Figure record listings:
⁂

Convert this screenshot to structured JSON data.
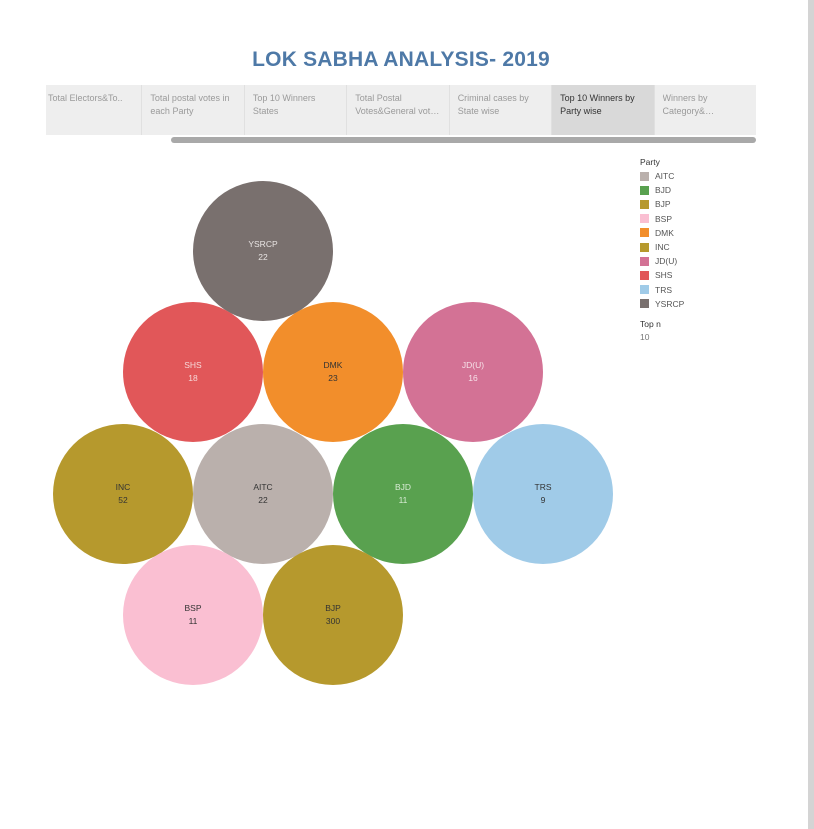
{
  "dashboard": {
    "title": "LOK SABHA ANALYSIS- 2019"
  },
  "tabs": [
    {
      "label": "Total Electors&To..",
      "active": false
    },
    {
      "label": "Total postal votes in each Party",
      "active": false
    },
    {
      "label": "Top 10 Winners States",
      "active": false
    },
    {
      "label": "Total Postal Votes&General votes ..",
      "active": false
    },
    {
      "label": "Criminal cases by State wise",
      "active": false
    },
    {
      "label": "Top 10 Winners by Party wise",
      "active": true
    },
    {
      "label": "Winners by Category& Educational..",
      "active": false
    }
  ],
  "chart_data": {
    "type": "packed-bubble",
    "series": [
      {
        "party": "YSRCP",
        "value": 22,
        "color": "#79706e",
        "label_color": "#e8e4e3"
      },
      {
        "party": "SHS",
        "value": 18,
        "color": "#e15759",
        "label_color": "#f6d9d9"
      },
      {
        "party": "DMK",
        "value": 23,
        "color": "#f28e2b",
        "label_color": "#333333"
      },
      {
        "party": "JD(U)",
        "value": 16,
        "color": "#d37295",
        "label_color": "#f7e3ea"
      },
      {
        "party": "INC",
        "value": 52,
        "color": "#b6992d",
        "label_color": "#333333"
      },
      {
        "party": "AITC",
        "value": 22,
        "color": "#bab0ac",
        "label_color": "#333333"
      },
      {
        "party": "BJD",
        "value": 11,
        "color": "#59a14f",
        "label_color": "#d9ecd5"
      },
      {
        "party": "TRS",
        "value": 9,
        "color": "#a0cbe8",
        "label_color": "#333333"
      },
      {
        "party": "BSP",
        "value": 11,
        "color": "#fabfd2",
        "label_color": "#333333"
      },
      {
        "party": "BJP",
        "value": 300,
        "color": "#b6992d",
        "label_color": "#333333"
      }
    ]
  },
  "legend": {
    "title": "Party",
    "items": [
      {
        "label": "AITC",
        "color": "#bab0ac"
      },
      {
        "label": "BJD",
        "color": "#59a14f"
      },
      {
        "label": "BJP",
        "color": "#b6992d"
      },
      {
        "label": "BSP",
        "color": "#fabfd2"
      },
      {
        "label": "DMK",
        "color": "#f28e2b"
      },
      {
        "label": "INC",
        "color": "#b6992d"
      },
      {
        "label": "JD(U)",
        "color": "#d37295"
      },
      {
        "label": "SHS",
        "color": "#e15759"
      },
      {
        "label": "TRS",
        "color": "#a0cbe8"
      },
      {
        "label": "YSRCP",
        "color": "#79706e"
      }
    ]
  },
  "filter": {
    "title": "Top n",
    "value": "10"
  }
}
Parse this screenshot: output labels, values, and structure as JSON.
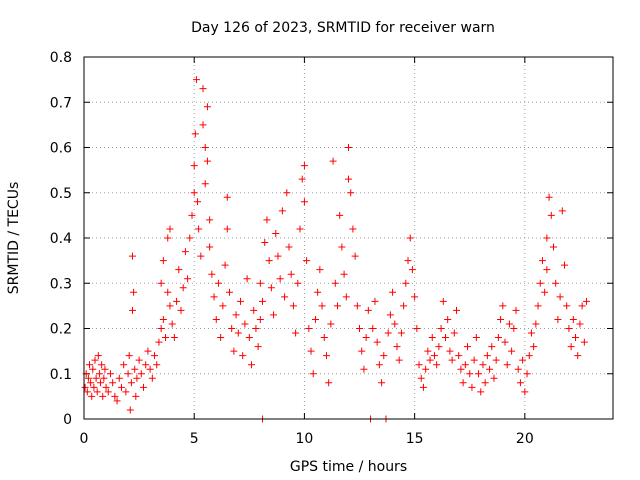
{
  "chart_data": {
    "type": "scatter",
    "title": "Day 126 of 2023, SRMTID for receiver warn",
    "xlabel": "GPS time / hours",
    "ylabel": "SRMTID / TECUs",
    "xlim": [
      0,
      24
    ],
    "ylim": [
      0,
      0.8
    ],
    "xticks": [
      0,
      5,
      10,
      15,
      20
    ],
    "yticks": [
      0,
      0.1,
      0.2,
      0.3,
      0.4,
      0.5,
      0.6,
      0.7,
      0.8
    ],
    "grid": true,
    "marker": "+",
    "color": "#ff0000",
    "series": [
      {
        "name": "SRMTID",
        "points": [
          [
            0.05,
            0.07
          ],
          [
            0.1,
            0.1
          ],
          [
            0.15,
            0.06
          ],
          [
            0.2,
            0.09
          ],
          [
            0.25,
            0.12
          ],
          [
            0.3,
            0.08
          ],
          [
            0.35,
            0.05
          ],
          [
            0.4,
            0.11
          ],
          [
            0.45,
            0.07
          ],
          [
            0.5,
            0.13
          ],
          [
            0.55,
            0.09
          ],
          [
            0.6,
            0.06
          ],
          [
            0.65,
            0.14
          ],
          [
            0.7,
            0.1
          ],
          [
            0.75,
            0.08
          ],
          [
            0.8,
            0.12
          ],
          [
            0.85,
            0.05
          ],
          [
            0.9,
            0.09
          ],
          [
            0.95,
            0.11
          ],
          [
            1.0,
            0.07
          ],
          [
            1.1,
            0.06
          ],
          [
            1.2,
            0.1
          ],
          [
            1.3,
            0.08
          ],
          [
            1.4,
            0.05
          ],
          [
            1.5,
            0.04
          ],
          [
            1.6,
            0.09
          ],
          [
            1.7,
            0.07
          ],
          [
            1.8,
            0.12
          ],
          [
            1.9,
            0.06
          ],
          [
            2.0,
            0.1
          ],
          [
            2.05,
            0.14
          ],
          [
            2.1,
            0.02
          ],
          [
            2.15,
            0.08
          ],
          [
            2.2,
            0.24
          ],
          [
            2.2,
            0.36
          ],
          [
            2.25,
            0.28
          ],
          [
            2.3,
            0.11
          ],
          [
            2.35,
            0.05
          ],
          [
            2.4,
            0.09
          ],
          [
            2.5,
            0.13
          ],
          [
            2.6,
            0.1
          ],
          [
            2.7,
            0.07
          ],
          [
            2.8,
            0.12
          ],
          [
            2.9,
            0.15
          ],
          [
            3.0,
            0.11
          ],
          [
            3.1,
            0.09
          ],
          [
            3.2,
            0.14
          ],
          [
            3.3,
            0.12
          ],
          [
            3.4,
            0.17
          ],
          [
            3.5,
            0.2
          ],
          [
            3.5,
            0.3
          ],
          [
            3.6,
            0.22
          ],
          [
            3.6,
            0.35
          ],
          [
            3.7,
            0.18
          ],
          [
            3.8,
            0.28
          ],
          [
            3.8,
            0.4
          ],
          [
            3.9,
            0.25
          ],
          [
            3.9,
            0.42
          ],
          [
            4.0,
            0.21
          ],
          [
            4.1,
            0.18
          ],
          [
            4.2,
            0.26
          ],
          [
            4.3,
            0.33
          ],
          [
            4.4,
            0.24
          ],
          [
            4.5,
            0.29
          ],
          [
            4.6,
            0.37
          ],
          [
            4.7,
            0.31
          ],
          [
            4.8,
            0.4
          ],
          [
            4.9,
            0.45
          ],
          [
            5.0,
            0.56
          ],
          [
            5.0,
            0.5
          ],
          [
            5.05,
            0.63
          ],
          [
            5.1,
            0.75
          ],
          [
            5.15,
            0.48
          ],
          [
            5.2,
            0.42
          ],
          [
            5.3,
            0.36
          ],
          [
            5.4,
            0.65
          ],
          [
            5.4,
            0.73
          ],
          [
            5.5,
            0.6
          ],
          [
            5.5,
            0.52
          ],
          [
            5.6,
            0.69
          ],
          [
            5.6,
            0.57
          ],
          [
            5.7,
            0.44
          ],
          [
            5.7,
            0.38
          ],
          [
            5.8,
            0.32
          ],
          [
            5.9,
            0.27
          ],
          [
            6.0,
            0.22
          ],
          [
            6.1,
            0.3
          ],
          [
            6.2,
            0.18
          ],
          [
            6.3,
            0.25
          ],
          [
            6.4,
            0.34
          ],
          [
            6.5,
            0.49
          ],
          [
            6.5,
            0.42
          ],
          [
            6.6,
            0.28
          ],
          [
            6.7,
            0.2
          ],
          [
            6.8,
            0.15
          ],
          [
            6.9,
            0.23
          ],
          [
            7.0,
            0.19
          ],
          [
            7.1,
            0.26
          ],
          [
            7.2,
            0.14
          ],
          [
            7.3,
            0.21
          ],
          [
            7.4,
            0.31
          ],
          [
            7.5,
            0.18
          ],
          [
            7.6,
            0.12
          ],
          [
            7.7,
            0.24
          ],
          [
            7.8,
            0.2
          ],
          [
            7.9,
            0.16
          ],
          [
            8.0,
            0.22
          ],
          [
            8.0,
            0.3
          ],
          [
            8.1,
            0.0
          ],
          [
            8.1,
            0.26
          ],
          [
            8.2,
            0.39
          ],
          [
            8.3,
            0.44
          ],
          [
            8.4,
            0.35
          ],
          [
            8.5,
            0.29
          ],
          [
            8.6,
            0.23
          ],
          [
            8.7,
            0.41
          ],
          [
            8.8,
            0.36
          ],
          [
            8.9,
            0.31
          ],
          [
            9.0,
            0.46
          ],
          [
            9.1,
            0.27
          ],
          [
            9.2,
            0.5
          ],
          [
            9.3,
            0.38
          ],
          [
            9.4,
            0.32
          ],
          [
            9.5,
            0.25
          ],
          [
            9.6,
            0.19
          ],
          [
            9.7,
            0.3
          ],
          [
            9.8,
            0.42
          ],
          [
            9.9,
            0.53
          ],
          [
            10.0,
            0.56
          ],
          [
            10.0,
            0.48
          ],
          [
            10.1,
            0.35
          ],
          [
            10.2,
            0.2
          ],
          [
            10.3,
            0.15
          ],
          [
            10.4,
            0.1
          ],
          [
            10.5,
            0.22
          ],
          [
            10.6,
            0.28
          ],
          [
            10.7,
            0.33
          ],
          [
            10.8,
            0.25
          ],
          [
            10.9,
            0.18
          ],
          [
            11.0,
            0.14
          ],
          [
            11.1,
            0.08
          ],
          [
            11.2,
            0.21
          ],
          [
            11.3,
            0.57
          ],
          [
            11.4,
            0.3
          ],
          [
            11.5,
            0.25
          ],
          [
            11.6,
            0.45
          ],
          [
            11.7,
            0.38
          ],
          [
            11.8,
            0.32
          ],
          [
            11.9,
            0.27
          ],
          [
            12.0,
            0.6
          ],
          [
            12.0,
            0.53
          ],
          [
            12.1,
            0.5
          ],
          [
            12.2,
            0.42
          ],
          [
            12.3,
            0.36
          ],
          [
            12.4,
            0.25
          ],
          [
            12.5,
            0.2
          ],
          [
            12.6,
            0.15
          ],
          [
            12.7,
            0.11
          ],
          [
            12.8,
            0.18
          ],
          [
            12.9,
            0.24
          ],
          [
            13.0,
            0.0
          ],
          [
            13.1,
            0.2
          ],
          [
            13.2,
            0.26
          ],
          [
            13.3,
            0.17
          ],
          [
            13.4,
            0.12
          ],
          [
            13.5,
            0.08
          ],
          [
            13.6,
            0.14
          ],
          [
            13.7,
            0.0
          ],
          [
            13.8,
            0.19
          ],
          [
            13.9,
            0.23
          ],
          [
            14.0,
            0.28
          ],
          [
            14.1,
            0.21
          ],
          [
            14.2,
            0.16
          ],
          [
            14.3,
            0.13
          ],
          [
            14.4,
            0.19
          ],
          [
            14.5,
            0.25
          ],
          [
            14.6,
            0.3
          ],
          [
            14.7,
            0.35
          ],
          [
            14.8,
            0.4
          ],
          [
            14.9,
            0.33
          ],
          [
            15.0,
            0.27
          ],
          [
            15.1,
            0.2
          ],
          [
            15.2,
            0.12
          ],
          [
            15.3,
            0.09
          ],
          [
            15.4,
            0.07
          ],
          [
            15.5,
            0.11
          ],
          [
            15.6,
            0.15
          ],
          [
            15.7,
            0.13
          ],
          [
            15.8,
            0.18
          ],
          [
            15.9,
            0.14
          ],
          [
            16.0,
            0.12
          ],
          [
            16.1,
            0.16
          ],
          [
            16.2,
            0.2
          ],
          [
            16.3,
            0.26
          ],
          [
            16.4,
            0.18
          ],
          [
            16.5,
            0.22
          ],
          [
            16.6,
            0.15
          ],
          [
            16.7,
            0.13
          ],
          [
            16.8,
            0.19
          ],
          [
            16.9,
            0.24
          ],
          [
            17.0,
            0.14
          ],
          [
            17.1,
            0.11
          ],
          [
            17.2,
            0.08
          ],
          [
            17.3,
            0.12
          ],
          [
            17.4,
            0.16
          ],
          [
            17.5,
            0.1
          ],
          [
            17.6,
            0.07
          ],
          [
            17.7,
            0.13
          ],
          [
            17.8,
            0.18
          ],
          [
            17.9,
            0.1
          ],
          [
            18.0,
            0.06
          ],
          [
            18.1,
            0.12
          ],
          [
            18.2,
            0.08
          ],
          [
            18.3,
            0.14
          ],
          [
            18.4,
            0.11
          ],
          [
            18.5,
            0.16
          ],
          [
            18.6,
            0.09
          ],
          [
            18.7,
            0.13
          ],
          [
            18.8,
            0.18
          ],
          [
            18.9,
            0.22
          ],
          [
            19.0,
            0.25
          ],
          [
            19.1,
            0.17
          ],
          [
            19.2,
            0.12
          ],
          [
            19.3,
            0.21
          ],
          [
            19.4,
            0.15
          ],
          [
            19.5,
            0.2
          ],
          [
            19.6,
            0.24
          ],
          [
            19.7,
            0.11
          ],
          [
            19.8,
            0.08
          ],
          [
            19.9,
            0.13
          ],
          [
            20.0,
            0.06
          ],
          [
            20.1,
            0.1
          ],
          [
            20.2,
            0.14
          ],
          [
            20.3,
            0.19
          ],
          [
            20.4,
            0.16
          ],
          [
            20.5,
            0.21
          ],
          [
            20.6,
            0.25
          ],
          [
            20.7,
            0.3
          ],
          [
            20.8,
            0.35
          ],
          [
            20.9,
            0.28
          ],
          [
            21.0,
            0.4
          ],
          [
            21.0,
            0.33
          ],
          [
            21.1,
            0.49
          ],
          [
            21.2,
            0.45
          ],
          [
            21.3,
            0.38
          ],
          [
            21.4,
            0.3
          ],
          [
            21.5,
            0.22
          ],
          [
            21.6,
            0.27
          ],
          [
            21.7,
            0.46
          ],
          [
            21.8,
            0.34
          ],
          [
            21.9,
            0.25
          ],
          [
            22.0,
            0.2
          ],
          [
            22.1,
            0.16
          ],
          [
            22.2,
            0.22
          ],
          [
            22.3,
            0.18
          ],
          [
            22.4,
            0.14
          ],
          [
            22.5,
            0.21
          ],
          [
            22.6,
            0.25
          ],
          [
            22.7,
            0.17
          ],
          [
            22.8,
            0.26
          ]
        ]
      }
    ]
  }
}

⁂

- [Aim]: State the number of lines in these entries that include the string "Winners". Provide nothing beyond that number.

- [Solved problem]: 3